| Set task |
Go through the entries and transcribe each one exactly, dropping the pictures.

| Provided information |
- - - - - - -

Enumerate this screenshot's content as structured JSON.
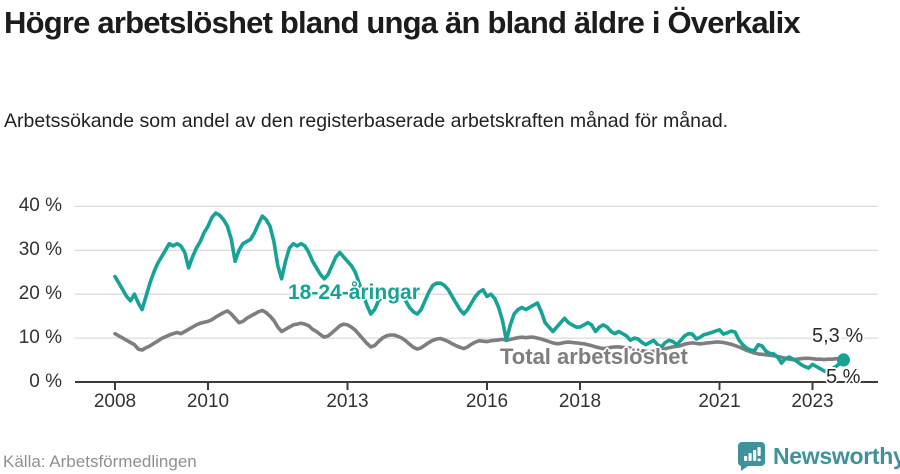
{
  "footer": {
    "brand": "Newsworthy"
  },
  "colors": {
    "accent_teal": "#16a294",
    "series_gray": "#7e7e7e",
    "brand_teal": "#3f919b",
    "grid": "#dcdcdc",
    "axis": "#3c3c3c",
    "title_text": "#1c1c1c",
    "muted_text": "#909090"
  },
  "chart_data": {
    "type": "line",
    "title": "Högre arbetslöshet bland unga än bland äldre i Överkalix",
    "subtitle": "Arbetssökande som andel av den registerbaserade arbetskraften månad för månad.",
    "source": "Källa: Arbetsförmedlingen",
    "x_start_year": 2008,
    "frequency": "monthly",
    "x_ticks": [
      2008,
      2010,
      2013,
      2016,
      2018,
      2021,
      2023
    ],
    "y_ticks": [
      0,
      10,
      20,
      30,
      40
    ],
    "y_tick_suffix": " %",
    "ylim": [
      0,
      42
    ],
    "grid": true,
    "legend_position": "inline-labels",
    "series": [
      {
        "name": "18-24-åringar",
        "color": "#16a294",
        "end_label": "5 %",
        "end_value": 5.0,
        "values": [
          24.0,
          22.5,
          21.0,
          19.5,
          18.5,
          20.0,
          18.0,
          16.5,
          19.5,
          22.5,
          25.0,
          27.0,
          28.5,
          30.0,
          31.5,
          31.0,
          31.5,
          31.0,
          29.5,
          26.0,
          28.5,
          30.5,
          32.0,
          34.0,
          35.5,
          37.5,
          38.5,
          38.0,
          37.0,
          35.5,
          32.5,
          27.5,
          30.0,
          31.5,
          32.0,
          32.5,
          34.0,
          36.0,
          37.8,
          37.0,
          35.5,
          32.0,
          26.5,
          23.5,
          27.5,
          30.5,
          31.5,
          31.0,
          31.5,
          31.0,
          29.5,
          27.5,
          26.0,
          24.5,
          23.5,
          24.5,
          26.5,
          28.5,
          29.5,
          28.5,
          27.5,
          26.5,
          25.0,
          22.5,
          20.0,
          17.5,
          15.5,
          16.5,
          18.5,
          19.5,
          20.5,
          21.0,
          21.0,
          20.5,
          19.5,
          18.5,
          17.0,
          16.0,
          15.5,
          16.5,
          18.5,
          20.5,
          22.0,
          22.5,
          22.5,
          22.0,
          21.0,
          19.5,
          18.0,
          16.5,
          15.5,
          16.5,
          18.0,
          19.5,
          20.5,
          21.0,
          19.5,
          20.0,
          19.0,
          17.0,
          14.0,
          9.5,
          13.0,
          15.5,
          16.5,
          17.0,
          16.5,
          17.0,
          17.5,
          18.0,
          16.0,
          13.5,
          12.5,
          11.5,
          12.5,
          13.5,
          14.5,
          13.5,
          13.0,
          12.5,
          12.5,
          13.0,
          13.5,
          13.0,
          11.5,
          12.5,
          13.0,
          12.5,
          11.5,
          11.0,
          11.5,
          11.0,
          10.5,
          9.5,
          10.0,
          9.8,
          9.0,
          8.5,
          9.0,
          9.5,
          8.5,
          8.0,
          9.0,
          9.5,
          9.2,
          8.5,
          9.5,
          10.5,
          11.0,
          10.9,
          9.8,
          10.2,
          10.8,
          11.0,
          11.3,
          11.6,
          11.9,
          10.9,
          11.2,
          11.6,
          11.4,
          9.6,
          8.5,
          7.7,
          7.3,
          7.1,
          8.5,
          8.2,
          7.0,
          6.5,
          6.4,
          5.7,
          4.3,
          5.3,
          5.7,
          5.2,
          4.7,
          4.0,
          3.5,
          3.2,
          4.0,
          3.5,
          3.0,
          2.5,
          2.2,
          3.0,
          3.5,
          4.2,
          5.0
        ]
      },
      {
        "name": "Total arbetslöshet",
        "color": "#7e7e7e",
        "end_label": "5,3 %",
        "end_value": 5.3,
        "values": [
          11.0,
          10.5,
          10.0,
          9.5,
          9.0,
          8.5,
          7.5,
          7.3,
          7.8,
          8.2,
          8.8,
          9.3,
          9.9,
          10.3,
          10.7,
          11.0,
          11.3,
          11.0,
          11.5,
          12.0,
          12.5,
          13.0,
          13.4,
          13.6,
          13.8,
          14.2,
          14.8,
          15.3,
          15.8,
          16.2,
          15.5,
          14.5,
          13.5,
          13.8,
          14.5,
          15.0,
          15.5,
          16.0,
          16.3,
          15.8,
          15.0,
          14.0,
          12.5,
          11.5,
          12.0,
          12.5,
          13.0,
          13.2,
          13.4,
          13.2,
          12.8,
          12.0,
          11.5,
          10.8,
          10.2,
          10.5,
          11.2,
          12.0,
          12.8,
          13.2,
          13.0,
          12.5,
          11.8,
          10.8,
          9.8,
          8.8,
          8.0,
          8.3,
          9.2,
          10.0,
          10.5,
          10.7,
          10.7,
          10.4,
          10.0,
          9.4,
          8.6,
          7.9,
          7.5,
          7.8,
          8.4,
          9.0,
          9.5,
          9.8,
          9.9,
          9.6,
          9.2,
          8.7,
          8.3,
          7.9,
          7.6,
          8.0,
          8.6,
          9.1,
          9.4,
          9.3,
          9.2,
          9.4,
          9.5,
          9.6,
          9.7,
          9.5,
          9.7,
          9.9,
          10.1,
          10.2,
          10.1,
          10.2,
          10.2,
          10.0,
          9.8,
          9.5,
          9.2,
          8.9,
          8.7,
          8.8,
          9.0,
          9.1,
          9.0,
          8.9,
          8.8,
          8.7,
          8.5,
          8.3,
          8.0,
          7.8,
          7.6,
          7.7,
          7.9,
          8.0,
          8.0,
          7.9,
          7.8,
          7.7,
          7.5,
          7.3,
          7.1,
          7.0,
          6.9,
          7.0,
          7.2,
          7.4,
          7.6,
          7.8,
          8.0,
          8.1,
          8.3,
          8.6,
          8.8,
          8.9,
          8.8,
          8.7,
          8.8,
          8.9,
          9.0,
          9.1,
          9.1,
          9.0,
          8.8,
          8.6,
          8.3,
          8.0,
          7.6,
          7.2,
          6.9,
          6.6,
          6.4,
          6.3,
          6.2,
          6.1,
          6.0,
          5.8,
          5.6,
          5.4,
          5.2,
          5.1,
          5.2,
          5.3,
          5.4,
          5.4,
          5.3,
          5.2,
          5.2,
          5.1,
          5.2,
          5.2,
          5.3,
          5.2,
          5.3
        ]
      }
    ]
  }
}
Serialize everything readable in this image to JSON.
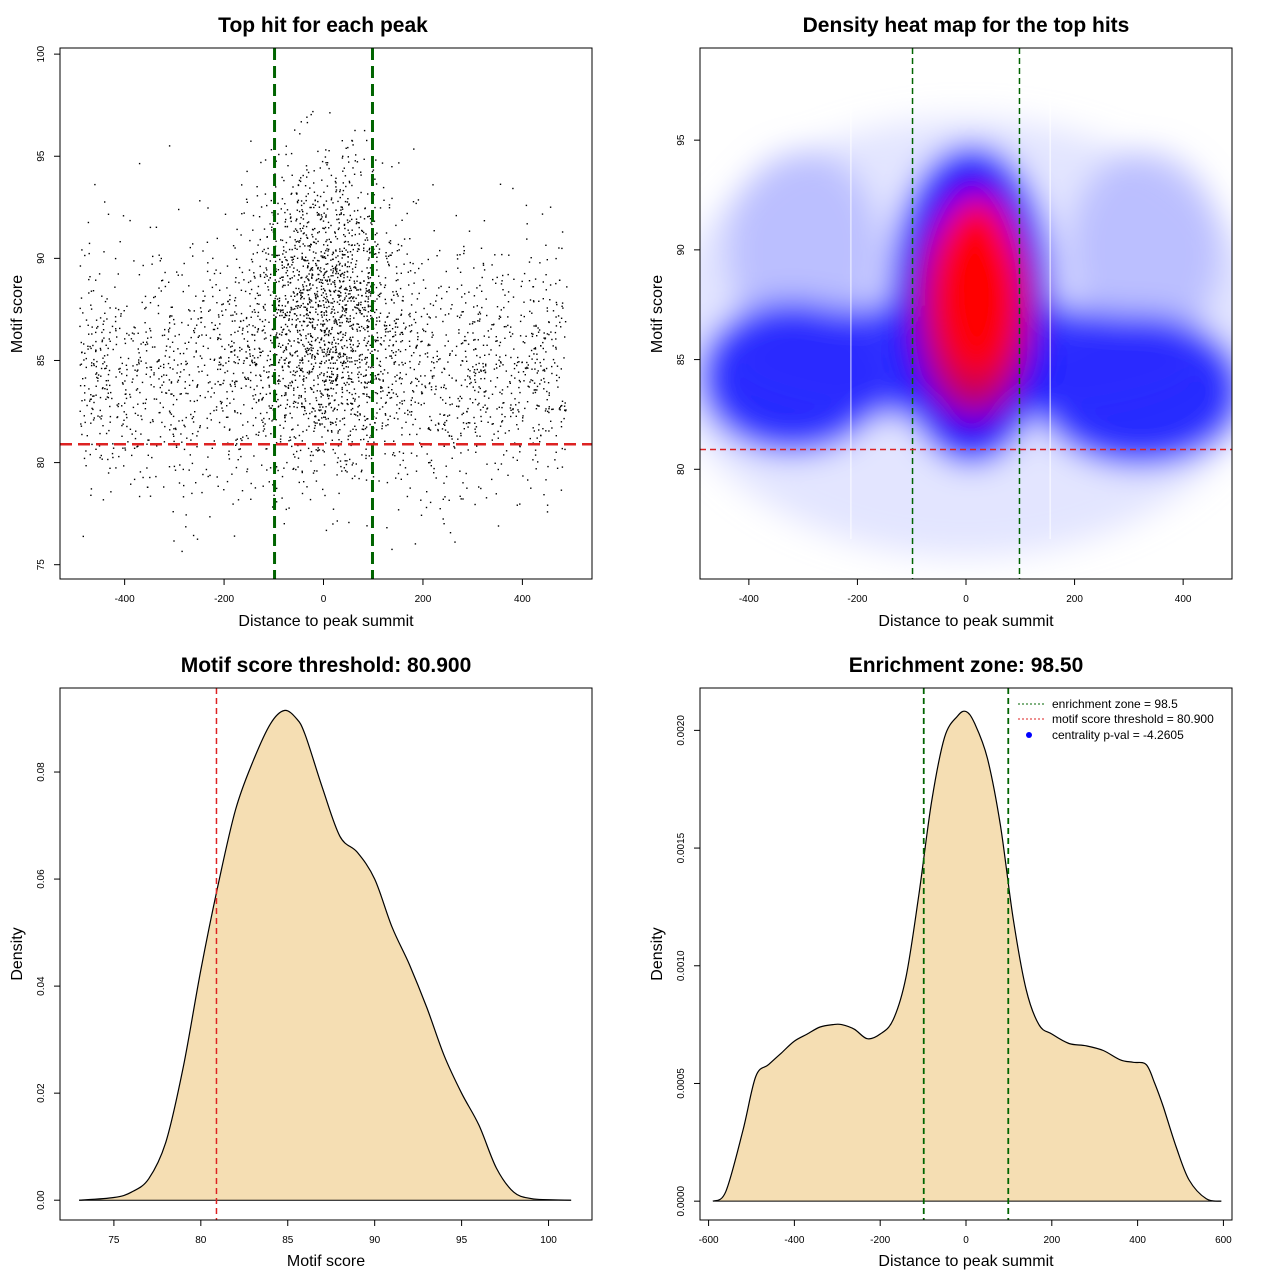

- - - - - - -

| Exercise solution |
Enumerate this screenshot's content as structured JSON.
{
  "footer": {
    "brand": "Newsworthy"
  },
  "colors": {
    "accent_teal": "#16a294",
    "series_gray": "#7e7e7e",
    "brand_teal": "#3f919b",
    "grid": "#dcdcdc",
    "axis": "#3c3c3c",
    "title_text": "#1c1c1c",
    "muted_text": "#909090"
  },
  "chart_data": {
    "type": "line",
    "title": "Högre arbetslöshet bland unga än bland äldre i Överkalix",
    "subtitle": "Arbetssökande som andel av den registerbaserade arbetskraften månad för månad.",
    "source": "Källa: Arbetsförmedlingen",
    "x_start_year": 2008,
    "frequency": "monthly",
    "x_ticks": [
      2008,
      2010,
      2013,
      2016,
      2018,
      2021,
      2023
    ],
    "y_ticks": [
      0,
      10,
      20,
      30,
      40
    ],
    "y_tick_suffix": " %",
    "ylim": [
      0,
      42
    ],
    "grid": true,
    "legend_position": "inline-labels",
    "series": [
      {
        "name": "18-24-åringar",
        "color": "#16a294",
        "end_label": "5 %",
        "end_value": 5.0,
        "values": [
          24.0,
          22.5,
          21.0,
          19.5,
          18.5,
          20.0,
          18.0,
          16.5,
          19.5,
          22.5,
          25.0,
          27.0,
          28.5,
          30.0,
          31.5,
          31.0,
          31.5,
          31.0,
          29.5,
          26.0,
          28.5,
          30.5,
          32.0,
          34.0,
          35.5,
          37.5,
          38.5,
          38.0,
          37.0,
          35.5,
          32.5,
          27.5,
          30.0,
          31.5,
          32.0,
          32.5,
          34.0,
          36.0,
          37.8,
          37.0,
          35.5,
          32.0,
          26.5,
          23.5,
          27.5,
          30.5,
          31.5,
          31.0,
          31.5,
          31.0,
          29.5,
          27.5,
          26.0,
          24.5,
          23.5,
          24.5,
          26.5,
          28.5,
          29.5,
          28.5,
          27.5,
          26.5,
          25.0,
          22.5,
          20.0,
          17.5,
          15.5,
          16.5,
          18.5,
          19.5,
          20.5,
          21.0,
          21.0,
          20.5,
          19.5,
          18.5,
          17.0,
          16.0,
          15.5,
          16.5,
          18.5,
          20.5,
          22.0,
          22.5,
          22.5,
          22.0,
          21.0,
          19.5,
          18.0,
          16.5,
          15.5,
          16.5,
          18.0,
          19.5,
          20.5,
          21.0,
          19.5,
          20.0,
          19.0,
          17.0,
          14.0,
          9.5,
          13.0,
          15.5,
          16.5,
          17.0,
          16.5,
          17.0,
          17.5,
          18.0,
          16.0,
          13.5,
          12.5,
          11.5,
          12.5,
          13.5,
          14.5,
          13.5,
          13.0,
          12.5,
          12.5,
          13.0,
          13.5,
          13.0,
          11.5,
          12.5,
          13.0,
          12.5,
          11.5,
          11.0,
          11.5,
          11.0,
          10.5,
          9.5,
          10.0,
          9.8,
          9.0,
          8.5,
          9.0,
          9.5,
          8.5,
          8.0,
          9.0,
          9.5,
          9.2,
          8.5,
          9.5,
          10.5,
          11.0,
          10.9,
          9.8,
          10.2,
          10.8,
          11.0,
          11.3,
          11.6,
          11.9,
          10.9,
          11.2,
          11.6,
          11.4,
          9.6,
          8.5,
          7.7,
          7.3,
          7.1,
          8.5,
          8.2,
          7.0,
          6.5,
          6.4,
          5.7,
          4.3,
          5.3,
          5.7,
          5.2,
          4.7,
          4.0,
          3.5,
          3.2,
          4.0,
          3.5,
          3.0,
          2.5,
          2.2,
          3.0,
          3.5,
          4.2,
          5.0
        ]
      },
      {
        "name": "Total arbetslöshet",
        "color": "#7e7e7e",
        "end_label": "5,3 %",
        "end_value": 5.3,
        "values": [
          11.0,
          10.5,
          10.0,
          9.5,
          9.0,
          8.5,
          7.5,
          7.3,
          7.8,
          8.2,
          8.8,
          9.3,
          9.9,
          10.3,
          10.7,
          11.0,
          11.3,
          11.0,
          11.5,
          12.0,
          12.5,
          13.0,
          13.4,
          13.6,
          13.8,
          14.2,
          14.8,
          15.3,
          15.8,
          16.2,
          15.5,
          14.5,
          13.5,
          13.8,
          14.5,
          15.0,
          15.5,
          16.0,
          16.3,
          15.8,
          15.0,
          14.0,
          12.5,
          11.5,
          12.0,
          12.5,
          13.0,
          13.2,
          13.4,
          13.2,
          12.8,
          12.0,
          11.5,
          10.8,
          10.2,
          10.5,
          11.2,
          12.0,
          12.8,
          13.2,
          13.0,
          12.5,
          11.8,
          10.8,
          9.8,
          8.8,
          8.0,
          8.3,
          9.2,
          10.0,
          10.5,
          10.7,
          10.7,
          10.4,
          10.0,
          9.4,
          8.6,
          7.9,
          7.5,
          7.8,
          8.4,
          9.0,
          9.5,
          9.8,
          9.9,
          9.6,
          9.2,
          8.7,
          8.3,
          7.9,
          7.6,
          8.0,
          8.6,
          9.1,
          9.4,
          9.3,
          9.2,
          9.4,
          9.5,
          9.6,
          9.7,
          9.5,
          9.7,
          9.9,
          10.1,
          10.2,
          10.1,
          10.2,
          10.2,
          10.0,
          9.8,
          9.5,
          9.2,
          8.9,
          8.7,
          8.8,
          9.0,
          9.1,
          9.0,
          8.9,
          8.8,
          8.7,
          8.5,
          8.3,
          8.0,
          7.8,
          7.6,
          7.7,
          7.9,
          8.0,
          8.0,
          7.9,
          7.8,
          7.7,
          7.5,
          7.3,
          7.1,
          7.0,
          6.9,
          7.0,
          7.2,
          7.4,
          7.6,
          7.8,
          8.0,
          8.1,
          8.3,
          8.6,
          8.8,
          8.9,
          8.8,
          8.7,
          8.8,
          8.9,
          9.0,
          9.1,
          9.1,
          9.0,
          8.8,
          8.6,
          8.3,
          8.0,
          7.6,
          7.2,
          6.9,
          6.6,
          6.4,
          6.3,
          6.2,
          6.1,
          6.0,
          5.8,
          5.6,
          5.4,
          5.2,
          5.1,
          5.2,
          5.3,
          5.4,
          5.4,
          5.3,
          5.2,
          5.2,
          5.1,
          5.2,
          5.2,
          5.3,
          5.2,
          5.3
        ]
      }
    ]
  }
}
Serialize everything readable in this image to JSON.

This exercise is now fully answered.